• **GIVEN INSTRUCTION**
Your task is to copy the listing exactly, with the pictures left out.

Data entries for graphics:
-- BEGIN --

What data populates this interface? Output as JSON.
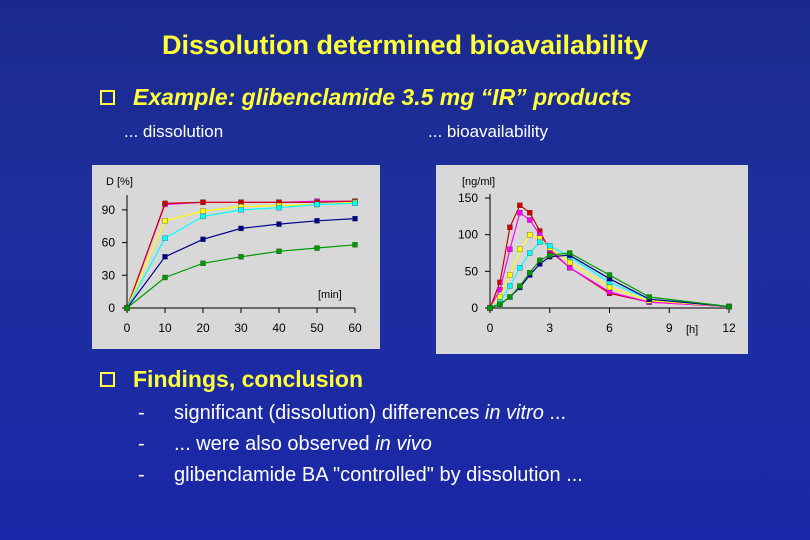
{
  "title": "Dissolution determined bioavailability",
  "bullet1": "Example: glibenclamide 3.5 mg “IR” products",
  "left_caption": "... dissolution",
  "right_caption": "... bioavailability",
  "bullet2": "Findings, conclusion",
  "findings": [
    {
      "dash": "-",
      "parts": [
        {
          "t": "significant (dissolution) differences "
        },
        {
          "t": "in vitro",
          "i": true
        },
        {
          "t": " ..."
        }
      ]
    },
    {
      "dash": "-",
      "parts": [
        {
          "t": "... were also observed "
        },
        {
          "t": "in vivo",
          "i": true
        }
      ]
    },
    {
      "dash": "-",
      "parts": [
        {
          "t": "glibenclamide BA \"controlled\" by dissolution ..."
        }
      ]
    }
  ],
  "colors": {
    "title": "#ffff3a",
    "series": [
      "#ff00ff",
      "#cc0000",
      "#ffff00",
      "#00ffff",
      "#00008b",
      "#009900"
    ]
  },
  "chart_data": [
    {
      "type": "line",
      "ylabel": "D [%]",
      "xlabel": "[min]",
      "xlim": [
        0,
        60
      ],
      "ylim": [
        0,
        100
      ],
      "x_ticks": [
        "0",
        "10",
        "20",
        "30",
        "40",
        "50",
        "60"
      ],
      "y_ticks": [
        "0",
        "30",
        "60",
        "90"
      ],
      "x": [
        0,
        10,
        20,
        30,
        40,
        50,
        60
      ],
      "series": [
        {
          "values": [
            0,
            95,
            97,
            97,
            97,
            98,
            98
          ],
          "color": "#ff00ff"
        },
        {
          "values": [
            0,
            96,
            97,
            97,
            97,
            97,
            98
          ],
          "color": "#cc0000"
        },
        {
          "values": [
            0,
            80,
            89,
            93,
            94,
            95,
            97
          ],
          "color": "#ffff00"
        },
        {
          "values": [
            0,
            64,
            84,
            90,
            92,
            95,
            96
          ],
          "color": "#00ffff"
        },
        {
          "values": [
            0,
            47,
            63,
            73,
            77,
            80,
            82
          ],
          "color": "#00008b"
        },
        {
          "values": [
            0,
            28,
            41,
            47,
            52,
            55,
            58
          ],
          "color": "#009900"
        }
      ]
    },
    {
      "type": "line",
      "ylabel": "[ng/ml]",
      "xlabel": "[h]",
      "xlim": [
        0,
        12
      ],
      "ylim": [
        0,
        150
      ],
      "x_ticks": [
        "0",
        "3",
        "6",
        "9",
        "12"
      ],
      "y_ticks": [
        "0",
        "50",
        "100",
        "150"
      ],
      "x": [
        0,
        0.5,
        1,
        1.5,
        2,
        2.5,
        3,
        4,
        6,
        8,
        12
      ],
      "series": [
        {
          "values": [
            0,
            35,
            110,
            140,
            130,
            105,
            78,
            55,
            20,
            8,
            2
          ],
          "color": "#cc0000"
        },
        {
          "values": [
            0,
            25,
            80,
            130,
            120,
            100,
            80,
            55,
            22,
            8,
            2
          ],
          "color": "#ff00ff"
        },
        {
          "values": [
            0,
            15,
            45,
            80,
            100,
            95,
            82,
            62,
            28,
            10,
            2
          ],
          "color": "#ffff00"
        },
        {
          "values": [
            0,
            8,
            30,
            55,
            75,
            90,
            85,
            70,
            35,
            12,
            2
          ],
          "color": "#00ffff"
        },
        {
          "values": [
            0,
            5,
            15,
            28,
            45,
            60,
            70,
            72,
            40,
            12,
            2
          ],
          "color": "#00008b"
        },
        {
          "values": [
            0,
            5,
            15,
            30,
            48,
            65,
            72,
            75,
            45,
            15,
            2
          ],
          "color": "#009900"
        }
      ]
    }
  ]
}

-- END --

• **EXERCISE RESULT**
What data populates this interface? Output as JSON.
{
  "title": "Dissolution determined bioavailability",
  "bullet1": "Example: glibenclamide 3.5 mg “IR” products",
  "left_caption": "... dissolution",
  "right_caption": "... bioavailability",
  "bullet2": "Findings, conclusion",
  "findings": [
    {
      "dash": "-",
      "parts": [
        {
          "t": "significant (dissolution) differences "
        },
        {
          "t": "in vitro",
          "i": true
        },
        {
          "t": " ..."
        }
      ]
    },
    {
      "dash": "-",
      "parts": [
        {
          "t": "... were also observed "
        },
        {
          "t": "in vivo",
          "i": true
        }
      ]
    },
    {
      "dash": "-",
      "parts": [
        {
          "t": "glibenclamide BA \"controlled\" by dissolution ..."
        }
      ]
    }
  ],
  "colors": {
    "title": "#ffff3a",
    "series": [
      "#ff00ff",
      "#cc0000",
      "#ffff00",
      "#00ffff",
      "#00008b",
      "#009900"
    ]
  },
  "chart_data": [
    {
      "type": "line",
      "ylabel": "D [%]",
      "xlabel": "[min]",
      "xlim": [
        0,
        60
      ],
      "ylim": [
        0,
        100
      ],
      "x_ticks": [
        "0",
        "10",
        "20",
        "30",
        "40",
        "50",
        "60"
      ],
      "y_ticks": [
        "0",
        "30",
        "60",
        "90"
      ],
      "x": [
        0,
        10,
        20,
        30,
        40,
        50,
        60
      ],
      "series": [
        {
          "values": [
            0,
            95,
            97,
            97,
            97,
            98,
            98
          ],
          "color": "#ff00ff"
        },
        {
          "values": [
            0,
            96,
            97,
            97,
            97,
            97,
            98
          ],
          "color": "#cc0000"
        },
        {
          "values": [
            0,
            80,
            89,
            93,
            94,
            95,
            97
          ],
          "color": "#ffff00"
        },
        {
          "values": [
            0,
            64,
            84,
            90,
            92,
            95,
            96
          ],
          "color": "#00ffff"
        },
        {
          "values": [
            0,
            47,
            63,
            73,
            77,
            80,
            82
          ],
          "color": "#00008b"
        },
        {
          "values": [
            0,
            28,
            41,
            47,
            52,
            55,
            58
          ],
          "color": "#009900"
        }
      ]
    },
    {
      "type": "line",
      "ylabel": "[ng/ml]",
      "xlabel": "[h]",
      "xlim": [
        0,
        12
      ],
      "ylim": [
        0,
        150
      ],
      "x_ticks": [
        "0",
        "3",
        "6",
        "9",
        "12"
      ],
      "y_ticks": [
        "0",
        "50",
        "100",
        "150"
      ],
      "x": [
        0,
        0.5,
        1,
        1.5,
        2,
        2.5,
        3,
        4,
        6,
        8,
        12
      ],
      "series": [
        {
          "values": [
            0,
            35,
            110,
            140,
            130,
            105,
            78,
            55,
            20,
            8,
            2
          ],
          "color": "#cc0000"
        },
        {
          "values": [
            0,
            25,
            80,
            130,
            120,
            100,
            80,
            55,
            22,
            8,
            2
          ],
          "color": "#ff00ff"
        },
        {
          "values": [
            0,
            15,
            45,
            80,
            100,
            95,
            82,
            62,
            28,
            10,
            2
          ],
          "color": "#ffff00"
        },
        {
          "values": [
            0,
            8,
            30,
            55,
            75,
            90,
            85,
            70,
            35,
            12,
            2
          ],
          "color": "#00ffff"
        },
        {
          "values": [
            0,
            5,
            15,
            28,
            45,
            60,
            70,
            72,
            40,
            12,
            2
          ],
          "color": "#00008b"
        },
        {
          "values": [
            0,
            5,
            15,
            30,
            48,
            65,
            72,
            75,
            45,
            15,
            2
          ],
          "color": "#009900"
        }
      ]
    }
  ]
}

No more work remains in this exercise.